Stored data entries

· · ·

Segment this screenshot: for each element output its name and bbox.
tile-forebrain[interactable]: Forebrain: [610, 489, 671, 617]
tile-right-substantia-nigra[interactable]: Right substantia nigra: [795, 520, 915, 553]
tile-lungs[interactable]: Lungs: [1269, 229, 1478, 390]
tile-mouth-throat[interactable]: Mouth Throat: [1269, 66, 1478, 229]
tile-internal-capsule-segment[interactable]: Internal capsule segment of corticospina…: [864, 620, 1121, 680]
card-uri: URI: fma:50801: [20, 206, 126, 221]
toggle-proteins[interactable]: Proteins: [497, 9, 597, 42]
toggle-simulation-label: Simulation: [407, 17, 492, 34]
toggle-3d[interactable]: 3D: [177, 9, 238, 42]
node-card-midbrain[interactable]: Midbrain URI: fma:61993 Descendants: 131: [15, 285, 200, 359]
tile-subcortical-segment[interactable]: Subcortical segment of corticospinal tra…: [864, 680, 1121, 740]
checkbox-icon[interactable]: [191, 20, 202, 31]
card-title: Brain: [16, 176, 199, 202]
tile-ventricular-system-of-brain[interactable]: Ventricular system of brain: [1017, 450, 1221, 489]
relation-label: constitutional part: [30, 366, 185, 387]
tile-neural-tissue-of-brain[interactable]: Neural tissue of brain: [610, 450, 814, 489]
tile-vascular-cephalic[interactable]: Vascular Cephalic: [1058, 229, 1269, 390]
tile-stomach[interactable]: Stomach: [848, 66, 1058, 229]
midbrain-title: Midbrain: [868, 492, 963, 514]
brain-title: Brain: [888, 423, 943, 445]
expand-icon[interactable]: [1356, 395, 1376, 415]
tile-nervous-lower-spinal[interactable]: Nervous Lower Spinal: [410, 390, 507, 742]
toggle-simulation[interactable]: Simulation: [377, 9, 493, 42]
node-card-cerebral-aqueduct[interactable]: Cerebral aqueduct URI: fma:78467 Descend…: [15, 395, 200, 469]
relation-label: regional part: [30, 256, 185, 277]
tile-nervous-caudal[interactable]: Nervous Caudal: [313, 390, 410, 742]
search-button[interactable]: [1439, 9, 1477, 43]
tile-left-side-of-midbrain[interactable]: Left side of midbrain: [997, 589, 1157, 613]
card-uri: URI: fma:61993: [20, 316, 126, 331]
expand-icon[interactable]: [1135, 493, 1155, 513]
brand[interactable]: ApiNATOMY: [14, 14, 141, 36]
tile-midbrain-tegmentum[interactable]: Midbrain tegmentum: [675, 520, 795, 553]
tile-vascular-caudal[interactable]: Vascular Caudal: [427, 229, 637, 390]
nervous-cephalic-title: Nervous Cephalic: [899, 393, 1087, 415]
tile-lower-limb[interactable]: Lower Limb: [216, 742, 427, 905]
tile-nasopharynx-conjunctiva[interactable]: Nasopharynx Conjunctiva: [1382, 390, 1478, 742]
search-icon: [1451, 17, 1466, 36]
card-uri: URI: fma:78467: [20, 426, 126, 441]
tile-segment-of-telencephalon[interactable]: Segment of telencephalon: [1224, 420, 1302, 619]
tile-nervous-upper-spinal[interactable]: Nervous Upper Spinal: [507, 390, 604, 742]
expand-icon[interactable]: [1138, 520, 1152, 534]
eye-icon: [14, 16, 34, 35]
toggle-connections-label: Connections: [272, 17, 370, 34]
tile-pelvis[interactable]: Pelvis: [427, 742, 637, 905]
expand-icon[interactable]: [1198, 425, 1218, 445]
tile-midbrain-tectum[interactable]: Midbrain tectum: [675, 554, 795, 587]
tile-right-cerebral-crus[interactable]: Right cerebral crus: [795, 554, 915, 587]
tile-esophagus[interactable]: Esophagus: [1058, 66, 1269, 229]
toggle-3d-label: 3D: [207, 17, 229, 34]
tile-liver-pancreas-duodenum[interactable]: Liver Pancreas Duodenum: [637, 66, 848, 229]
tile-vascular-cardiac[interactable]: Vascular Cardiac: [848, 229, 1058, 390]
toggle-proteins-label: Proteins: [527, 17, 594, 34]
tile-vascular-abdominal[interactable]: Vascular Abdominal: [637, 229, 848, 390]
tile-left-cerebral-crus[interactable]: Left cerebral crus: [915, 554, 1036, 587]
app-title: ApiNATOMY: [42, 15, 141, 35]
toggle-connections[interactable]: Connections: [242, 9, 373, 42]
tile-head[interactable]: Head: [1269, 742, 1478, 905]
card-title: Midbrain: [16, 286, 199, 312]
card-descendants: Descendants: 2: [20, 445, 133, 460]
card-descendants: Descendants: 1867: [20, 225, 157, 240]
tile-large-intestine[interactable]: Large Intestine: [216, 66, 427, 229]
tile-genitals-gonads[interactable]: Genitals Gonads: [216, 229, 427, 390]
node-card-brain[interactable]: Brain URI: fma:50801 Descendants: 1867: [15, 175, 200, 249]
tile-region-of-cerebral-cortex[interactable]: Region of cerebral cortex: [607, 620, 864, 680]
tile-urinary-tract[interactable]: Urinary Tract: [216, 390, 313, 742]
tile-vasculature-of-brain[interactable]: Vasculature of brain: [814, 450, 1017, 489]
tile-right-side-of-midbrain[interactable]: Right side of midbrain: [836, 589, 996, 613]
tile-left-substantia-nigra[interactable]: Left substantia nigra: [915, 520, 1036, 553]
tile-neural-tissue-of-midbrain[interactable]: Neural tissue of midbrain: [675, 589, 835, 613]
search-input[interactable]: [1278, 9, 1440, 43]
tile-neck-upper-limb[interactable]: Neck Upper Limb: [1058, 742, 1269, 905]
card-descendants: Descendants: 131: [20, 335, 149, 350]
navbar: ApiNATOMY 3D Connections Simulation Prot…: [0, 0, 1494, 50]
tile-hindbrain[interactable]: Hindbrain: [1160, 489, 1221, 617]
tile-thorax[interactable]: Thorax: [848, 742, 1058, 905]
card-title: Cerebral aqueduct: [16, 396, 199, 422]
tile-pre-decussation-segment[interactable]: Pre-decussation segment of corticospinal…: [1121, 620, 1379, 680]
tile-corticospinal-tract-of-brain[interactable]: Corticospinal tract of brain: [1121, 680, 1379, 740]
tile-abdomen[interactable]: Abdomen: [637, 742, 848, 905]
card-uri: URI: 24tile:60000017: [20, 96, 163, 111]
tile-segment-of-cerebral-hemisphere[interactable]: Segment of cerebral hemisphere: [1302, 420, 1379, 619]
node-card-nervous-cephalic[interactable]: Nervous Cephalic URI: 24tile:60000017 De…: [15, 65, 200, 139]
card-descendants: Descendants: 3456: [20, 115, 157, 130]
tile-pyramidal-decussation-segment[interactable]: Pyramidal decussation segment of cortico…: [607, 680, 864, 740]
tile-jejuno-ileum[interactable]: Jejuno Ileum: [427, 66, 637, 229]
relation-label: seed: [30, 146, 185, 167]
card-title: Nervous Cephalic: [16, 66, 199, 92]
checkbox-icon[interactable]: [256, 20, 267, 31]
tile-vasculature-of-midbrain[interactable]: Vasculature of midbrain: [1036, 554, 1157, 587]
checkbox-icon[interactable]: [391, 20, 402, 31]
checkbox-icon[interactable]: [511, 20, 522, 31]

· · ·

* WORK TO BE COMPLETED:
Return the data exactly, every line included.

* SOLVED PROBLEM:
Segment this screenshot: for each element output its name and bbox.
tile-forebrain[interactable]: Forebrain: [610, 489, 671, 617]
tile-right-substantia-nigra[interactable]: Right substantia nigra: [795, 520, 915, 553]
tile-lungs[interactable]: Lungs: [1269, 229, 1478, 390]
tile-mouth-throat[interactable]: Mouth Throat: [1269, 66, 1478, 229]
tile-internal-capsule-segment[interactable]: Internal capsule segment of corticospina…: [864, 620, 1121, 680]
card-uri: URI: fma:50801: [20, 206, 126, 221]
toggle-proteins[interactable]: Proteins: [497, 9, 597, 42]
toggle-simulation-label: Simulation: [407, 17, 492, 34]
toggle-3d[interactable]: 3D: [177, 9, 238, 42]
node-card-midbrain[interactable]: Midbrain URI: fma:61993 Descendants: 131: [15, 285, 200, 359]
tile-subcortical-segment[interactable]: Subcortical segment of corticospinal tra…: [864, 680, 1121, 740]
checkbox-icon[interactable]: [191, 20, 202, 31]
card-title: Brain: [16, 176, 199, 202]
tile-ventricular-system-of-brain[interactable]: Ventricular system of brain: [1017, 450, 1221, 489]
relation-label: constitutional part: [30, 366, 185, 387]
tile-neural-tissue-of-brain[interactable]: Neural tissue of brain: [610, 450, 814, 489]
tile-vascular-cephalic[interactable]: Vascular Cephalic: [1058, 229, 1269, 390]
tile-stomach[interactable]: Stomach: [848, 66, 1058, 229]
midbrain-title: Midbrain: [868, 492, 963, 514]
brain-title: Brain: [888, 423, 943, 445]
expand-icon[interactable]: [1356, 395, 1376, 415]
tile-nervous-lower-spinal[interactable]: Nervous Lower Spinal: [410, 390, 507, 742]
toggle-simulation[interactable]: Simulation: [377, 9, 493, 42]
node-card-cerebral-aqueduct[interactable]: Cerebral aqueduct URI: fma:78467 Descend…: [15, 395, 200, 469]
relation-label: regional part: [30, 256, 185, 277]
tile-nervous-caudal[interactable]: Nervous Caudal: [313, 390, 410, 742]
search-button[interactable]: [1439, 9, 1477, 43]
tile-left-side-of-midbrain[interactable]: Left side of midbrain: [997, 589, 1157, 613]
card-uri: URI: fma:61993: [20, 316, 126, 331]
expand-icon[interactable]: [1135, 493, 1155, 513]
brand[interactable]: ApiNATOMY: [14, 14, 141, 36]
tile-midbrain-tegmentum[interactable]: Midbrain tegmentum: [675, 520, 795, 553]
tile-vascular-caudal[interactable]: Vascular Caudal: [427, 229, 637, 390]
nervous-cephalic-title: Nervous Cephalic: [899, 393, 1087, 415]
tile-lower-limb[interactable]: Lower Limb: [216, 742, 427, 905]
tile-nasopharynx-conjunctiva[interactable]: Nasopharynx Conjunctiva: [1382, 390, 1478, 742]
search-icon: [1451, 17, 1466, 36]
card-uri: URI: fma:78467: [20, 426, 126, 441]
tile-segment-of-telencephalon[interactable]: Segment of telencephalon: [1224, 420, 1302, 619]
tile-nervous-upper-spinal[interactable]: Nervous Upper Spinal: [507, 390, 604, 742]
expand-icon[interactable]: [1138, 520, 1152, 534]
eye-icon: [14, 16, 34, 35]
toggle-connections-label: Connections: [272, 17, 370, 34]
tile-pelvis[interactable]: Pelvis: [427, 742, 637, 905]
expand-icon[interactable]: [1198, 425, 1218, 445]
tile-midbrain-tectum[interactable]: Midbrain tectum: [675, 554, 795, 587]
tile-right-cerebral-crus[interactable]: Right cerebral crus: [795, 554, 915, 587]
tile-esophagus[interactable]: Esophagus: [1058, 66, 1269, 229]
toggle-3d-label: 3D: [207, 17, 229, 34]
tile-liver-pancreas-duodenum[interactable]: Liver Pancreas Duodenum: [637, 66, 848, 229]
tile-vascular-cardiac[interactable]: Vascular Cardiac: [848, 229, 1058, 390]
toggle-proteins-label: Proteins: [527, 17, 594, 34]
tile-vascular-abdominal[interactable]: Vascular Abdominal: [637, 229, 848, 390]
tile-left-cerebral-crus[interactable]: Left cerebral crus: [915, 554, 1036, 587]
app-title: ApiNATOMY: [42, 15, 141, 35]
toggle-connections[interactable]: Connections: [242, 9, 373, 42]
tile-head[interactable]: Head: [1269, 742, 1478, 905]
card-title: Midbrain: [16, 286, 199, 312]
card-descendants: Descendants: 2: [20, 445, 133, 460]
card-descendants: Descendants: 1867: [20, 225, 157, 240]
tile-large-intestine[interactable]: Large Intestine: [216, 66, 427, 229]
tile-genitals-gonads[interactable]: Genitals Gonads: [216, 229, 427, 390]
node-card-brain[interactable]: Brain URI: fma:50801 Descendants: 1867: [15, 175, 200, 249]
tile-region-of-cerebral-cortex[interactable]: Region of cerebral cortex: [607, 620, 864, 680]
tile-urinary-tract[interactable]: Urinary Tract: [216, 390, 313, 742]
tile-vasculature-of-brain[interactable]: Vasculature of brain: [814, 450, 1017, 489]
tile-right-side-of-midbrain[interactable]: Right side of midbrain: [836, 589, 996, 613]
tile-left-substantia-nigra[interactable]: Left substantia nigra: [915, 520, 1036, 553]
tile-neural-tissue-of-midbrain[interactable]: Neural tissue of midbrain: [675, 589, 835, 613]
search-input[interactable]: [1278, 9, 1440, 43]
tile-neck-upper-limb[interactable]: Neck Upper Limb: [1058, 742, 1269, 905]
card-descendants: Descendants: 131: [20, 335, 149, 350]
navbar: ApiNATOMY 3D Connections Simulation Prot…: [0, 0, 1494, 50]
tile-hindbrain[interactable]: Hindbrain: [1160, 489, 1221, 617]
tile-thorax[interactable]: Thorax: [848, 742, 1058, 905]
card-title: Cerebral aqueduct: [16, 396, 199, 422]
tile-pre-decussation-segment[interactable]: Pre-decussation segment of corticospinal…: [1121, 620, 1379, 680]
tile-corticospinal-tract-of-brain[interactable]: Corticospinal tract of brain: [1121, 680, 1379, 740]
tile-abdomen[interactable]: Abdomen: [637, 742, 848, 905]
card-uri: URI: 24tile:60000017: [20, 96, 163, 111]
tile-segment-of-cerebral-hemisphere[interactable]: Segment of cerebral hemisphere: [1302, 420, 1379, 619]
node-card-nervous-cephalic[interactable]: Nervous Cephalic URI: 24tile:60000017 De…: [15, 65, 200, 139]
card-descendants: Descendants: 3456: [20, 115, 157, 130]
tile-pyramidal-decussation-segment[interactable]: Pyramidal decussation segment of cortico…: [607, 680, 864, 740]
tile-jejuno-ileum[interactable]: Jejuno Ileum: [427, 66, 637, 229]
relation-label: seed: [30, 146, 185, 167]
card-title: Nervous Cephalic: [16, 66, 199, 92]
checkbox-icon[interactable]: [256, 20, 267, 31]
tile-vasculature-of-midbrain[interactable]: Vasculature of midbrain: [1036, 554, 1157, 587]
checkbox-icon[interactable]: [391, 20, 402, 31]
checkbox-icon[interactable]: [511, 20, 522, 31]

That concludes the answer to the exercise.